◆ Data lines
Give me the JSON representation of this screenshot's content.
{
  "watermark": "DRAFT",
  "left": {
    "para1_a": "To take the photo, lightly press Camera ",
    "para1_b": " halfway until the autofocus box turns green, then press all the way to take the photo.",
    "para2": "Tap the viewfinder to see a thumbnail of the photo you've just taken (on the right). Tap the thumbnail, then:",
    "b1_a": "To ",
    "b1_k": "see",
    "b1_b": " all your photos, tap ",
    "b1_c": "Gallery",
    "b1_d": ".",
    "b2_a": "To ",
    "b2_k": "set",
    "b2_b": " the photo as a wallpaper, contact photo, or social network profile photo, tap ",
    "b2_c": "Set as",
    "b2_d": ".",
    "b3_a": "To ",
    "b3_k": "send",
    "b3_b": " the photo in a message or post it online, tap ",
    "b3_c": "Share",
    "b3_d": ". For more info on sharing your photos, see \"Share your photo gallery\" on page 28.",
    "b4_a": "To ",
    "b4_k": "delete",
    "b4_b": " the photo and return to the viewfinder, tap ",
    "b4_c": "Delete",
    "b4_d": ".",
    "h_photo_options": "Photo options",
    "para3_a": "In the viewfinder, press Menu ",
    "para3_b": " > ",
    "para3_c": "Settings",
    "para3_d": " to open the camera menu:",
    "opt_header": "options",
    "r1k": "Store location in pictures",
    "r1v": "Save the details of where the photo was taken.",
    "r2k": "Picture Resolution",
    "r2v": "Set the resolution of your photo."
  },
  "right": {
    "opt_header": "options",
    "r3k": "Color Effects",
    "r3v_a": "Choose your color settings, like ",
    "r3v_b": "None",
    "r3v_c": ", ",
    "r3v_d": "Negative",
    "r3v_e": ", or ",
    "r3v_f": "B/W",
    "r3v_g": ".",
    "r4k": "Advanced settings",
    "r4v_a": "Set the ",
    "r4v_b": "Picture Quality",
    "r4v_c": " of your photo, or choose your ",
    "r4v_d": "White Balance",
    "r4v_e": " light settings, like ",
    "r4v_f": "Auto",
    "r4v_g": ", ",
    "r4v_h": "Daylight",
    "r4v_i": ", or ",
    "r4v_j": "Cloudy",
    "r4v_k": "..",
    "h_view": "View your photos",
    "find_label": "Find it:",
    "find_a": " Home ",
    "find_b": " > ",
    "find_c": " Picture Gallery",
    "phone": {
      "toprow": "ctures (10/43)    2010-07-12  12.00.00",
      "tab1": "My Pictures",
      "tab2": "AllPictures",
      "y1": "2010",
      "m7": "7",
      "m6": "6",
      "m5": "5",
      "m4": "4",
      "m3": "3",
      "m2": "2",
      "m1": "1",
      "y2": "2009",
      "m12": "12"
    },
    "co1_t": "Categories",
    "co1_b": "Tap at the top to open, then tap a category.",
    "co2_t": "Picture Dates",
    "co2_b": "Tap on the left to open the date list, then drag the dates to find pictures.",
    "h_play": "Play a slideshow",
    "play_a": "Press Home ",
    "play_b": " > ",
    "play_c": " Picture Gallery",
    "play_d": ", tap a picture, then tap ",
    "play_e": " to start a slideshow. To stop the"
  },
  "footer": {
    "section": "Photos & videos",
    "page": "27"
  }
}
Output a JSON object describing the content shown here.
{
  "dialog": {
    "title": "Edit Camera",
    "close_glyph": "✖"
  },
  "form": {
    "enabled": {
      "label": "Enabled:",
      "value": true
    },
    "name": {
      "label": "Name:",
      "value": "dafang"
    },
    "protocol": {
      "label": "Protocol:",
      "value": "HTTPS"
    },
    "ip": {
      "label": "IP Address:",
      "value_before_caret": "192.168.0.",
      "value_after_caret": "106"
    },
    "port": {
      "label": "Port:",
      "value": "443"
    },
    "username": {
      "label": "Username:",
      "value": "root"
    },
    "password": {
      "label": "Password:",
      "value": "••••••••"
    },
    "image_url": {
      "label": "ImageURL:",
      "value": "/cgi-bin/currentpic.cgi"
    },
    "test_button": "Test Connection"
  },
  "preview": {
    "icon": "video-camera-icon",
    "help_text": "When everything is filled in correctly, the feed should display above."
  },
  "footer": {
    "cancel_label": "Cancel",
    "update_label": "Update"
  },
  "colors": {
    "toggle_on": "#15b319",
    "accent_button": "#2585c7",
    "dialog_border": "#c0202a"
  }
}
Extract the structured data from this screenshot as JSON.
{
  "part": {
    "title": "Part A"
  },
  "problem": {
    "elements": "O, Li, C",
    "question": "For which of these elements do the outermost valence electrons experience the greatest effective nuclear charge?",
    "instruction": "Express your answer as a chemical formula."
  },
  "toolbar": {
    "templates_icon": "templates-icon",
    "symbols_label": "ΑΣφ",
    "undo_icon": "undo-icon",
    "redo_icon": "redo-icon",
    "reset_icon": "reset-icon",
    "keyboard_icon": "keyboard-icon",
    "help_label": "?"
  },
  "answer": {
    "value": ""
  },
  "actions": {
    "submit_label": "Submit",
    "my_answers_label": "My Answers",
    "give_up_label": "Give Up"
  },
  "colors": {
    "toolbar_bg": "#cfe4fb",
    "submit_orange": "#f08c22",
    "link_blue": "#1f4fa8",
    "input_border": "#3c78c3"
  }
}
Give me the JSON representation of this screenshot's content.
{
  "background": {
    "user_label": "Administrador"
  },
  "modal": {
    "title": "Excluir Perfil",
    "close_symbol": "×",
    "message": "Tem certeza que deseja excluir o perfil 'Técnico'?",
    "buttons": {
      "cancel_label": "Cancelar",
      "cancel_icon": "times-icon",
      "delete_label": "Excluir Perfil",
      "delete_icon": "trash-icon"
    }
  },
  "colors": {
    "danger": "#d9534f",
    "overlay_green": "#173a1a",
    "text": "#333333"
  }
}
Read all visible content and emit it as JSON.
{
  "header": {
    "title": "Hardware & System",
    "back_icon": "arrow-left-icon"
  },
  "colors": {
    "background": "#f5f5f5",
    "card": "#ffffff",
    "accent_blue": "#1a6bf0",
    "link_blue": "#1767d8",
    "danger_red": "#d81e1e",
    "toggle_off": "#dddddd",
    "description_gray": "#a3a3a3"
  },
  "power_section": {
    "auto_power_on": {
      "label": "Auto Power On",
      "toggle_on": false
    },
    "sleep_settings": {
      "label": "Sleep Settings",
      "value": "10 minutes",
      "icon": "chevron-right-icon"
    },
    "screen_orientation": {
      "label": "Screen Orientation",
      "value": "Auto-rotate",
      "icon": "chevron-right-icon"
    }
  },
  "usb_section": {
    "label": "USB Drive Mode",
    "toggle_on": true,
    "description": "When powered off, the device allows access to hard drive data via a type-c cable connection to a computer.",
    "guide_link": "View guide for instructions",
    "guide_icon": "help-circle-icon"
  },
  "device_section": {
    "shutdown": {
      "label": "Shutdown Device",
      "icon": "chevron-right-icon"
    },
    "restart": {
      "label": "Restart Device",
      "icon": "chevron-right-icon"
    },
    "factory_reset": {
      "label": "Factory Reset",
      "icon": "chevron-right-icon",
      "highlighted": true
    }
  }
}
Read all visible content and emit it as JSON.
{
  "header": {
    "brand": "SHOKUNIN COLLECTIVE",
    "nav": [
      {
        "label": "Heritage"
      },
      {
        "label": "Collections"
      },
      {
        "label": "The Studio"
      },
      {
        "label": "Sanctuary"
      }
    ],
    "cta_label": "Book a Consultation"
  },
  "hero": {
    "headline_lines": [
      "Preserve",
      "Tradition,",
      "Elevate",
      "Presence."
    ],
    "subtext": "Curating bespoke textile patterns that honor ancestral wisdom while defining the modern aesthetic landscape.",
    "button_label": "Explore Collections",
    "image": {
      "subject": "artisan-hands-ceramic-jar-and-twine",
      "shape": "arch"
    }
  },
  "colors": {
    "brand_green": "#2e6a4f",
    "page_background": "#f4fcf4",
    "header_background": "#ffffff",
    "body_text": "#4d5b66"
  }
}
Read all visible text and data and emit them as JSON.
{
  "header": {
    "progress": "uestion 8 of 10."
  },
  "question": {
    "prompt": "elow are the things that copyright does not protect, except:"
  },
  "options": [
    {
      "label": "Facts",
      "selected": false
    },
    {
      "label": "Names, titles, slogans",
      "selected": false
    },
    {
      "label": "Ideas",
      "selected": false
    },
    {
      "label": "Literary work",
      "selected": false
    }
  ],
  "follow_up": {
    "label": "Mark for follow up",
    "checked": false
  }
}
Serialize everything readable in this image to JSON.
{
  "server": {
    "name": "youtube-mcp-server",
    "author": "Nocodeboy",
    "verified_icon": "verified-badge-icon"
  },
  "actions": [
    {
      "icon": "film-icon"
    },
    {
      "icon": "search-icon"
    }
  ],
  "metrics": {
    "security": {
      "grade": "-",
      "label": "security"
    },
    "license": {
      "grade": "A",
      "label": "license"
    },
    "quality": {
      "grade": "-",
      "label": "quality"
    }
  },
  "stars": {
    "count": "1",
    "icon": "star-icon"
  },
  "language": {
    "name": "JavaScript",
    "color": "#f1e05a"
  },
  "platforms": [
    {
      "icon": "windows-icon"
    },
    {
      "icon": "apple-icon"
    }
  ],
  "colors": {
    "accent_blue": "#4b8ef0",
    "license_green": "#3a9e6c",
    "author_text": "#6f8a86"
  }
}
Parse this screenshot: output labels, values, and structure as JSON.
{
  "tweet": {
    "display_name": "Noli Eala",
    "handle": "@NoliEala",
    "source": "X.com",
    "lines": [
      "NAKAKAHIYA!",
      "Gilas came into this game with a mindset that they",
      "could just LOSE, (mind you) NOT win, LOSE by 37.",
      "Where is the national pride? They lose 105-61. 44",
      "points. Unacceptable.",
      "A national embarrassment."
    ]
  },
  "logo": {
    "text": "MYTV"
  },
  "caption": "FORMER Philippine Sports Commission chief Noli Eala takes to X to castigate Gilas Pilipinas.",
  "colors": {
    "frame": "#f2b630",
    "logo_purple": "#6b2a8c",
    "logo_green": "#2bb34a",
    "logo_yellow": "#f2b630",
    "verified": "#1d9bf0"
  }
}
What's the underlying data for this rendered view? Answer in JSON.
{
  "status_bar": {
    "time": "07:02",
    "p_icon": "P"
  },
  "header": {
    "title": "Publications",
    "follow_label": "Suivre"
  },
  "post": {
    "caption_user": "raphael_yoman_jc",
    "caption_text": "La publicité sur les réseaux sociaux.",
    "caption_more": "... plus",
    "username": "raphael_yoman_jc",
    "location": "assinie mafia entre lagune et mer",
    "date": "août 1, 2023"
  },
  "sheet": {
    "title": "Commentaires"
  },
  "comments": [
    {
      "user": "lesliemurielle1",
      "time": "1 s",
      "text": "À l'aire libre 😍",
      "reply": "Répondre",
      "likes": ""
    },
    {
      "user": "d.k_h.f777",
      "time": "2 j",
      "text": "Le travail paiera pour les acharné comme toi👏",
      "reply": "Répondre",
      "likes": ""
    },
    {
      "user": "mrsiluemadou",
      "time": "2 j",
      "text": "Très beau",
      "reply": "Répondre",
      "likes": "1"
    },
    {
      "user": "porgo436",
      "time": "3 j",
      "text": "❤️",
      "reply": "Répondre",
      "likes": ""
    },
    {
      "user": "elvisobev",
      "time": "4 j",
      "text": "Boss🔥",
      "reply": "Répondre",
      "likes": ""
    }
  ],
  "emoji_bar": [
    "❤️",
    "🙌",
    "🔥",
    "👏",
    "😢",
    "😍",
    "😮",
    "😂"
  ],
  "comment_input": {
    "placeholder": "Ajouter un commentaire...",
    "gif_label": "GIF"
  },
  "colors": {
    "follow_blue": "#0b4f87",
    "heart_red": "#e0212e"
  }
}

◆ Request
Copy each line holding the word "slideshow" from the listing above.

◆ Solution for this problem
    "h_play": "Play a slideshow",
    "play_e": " to start a slideshow. To stop the"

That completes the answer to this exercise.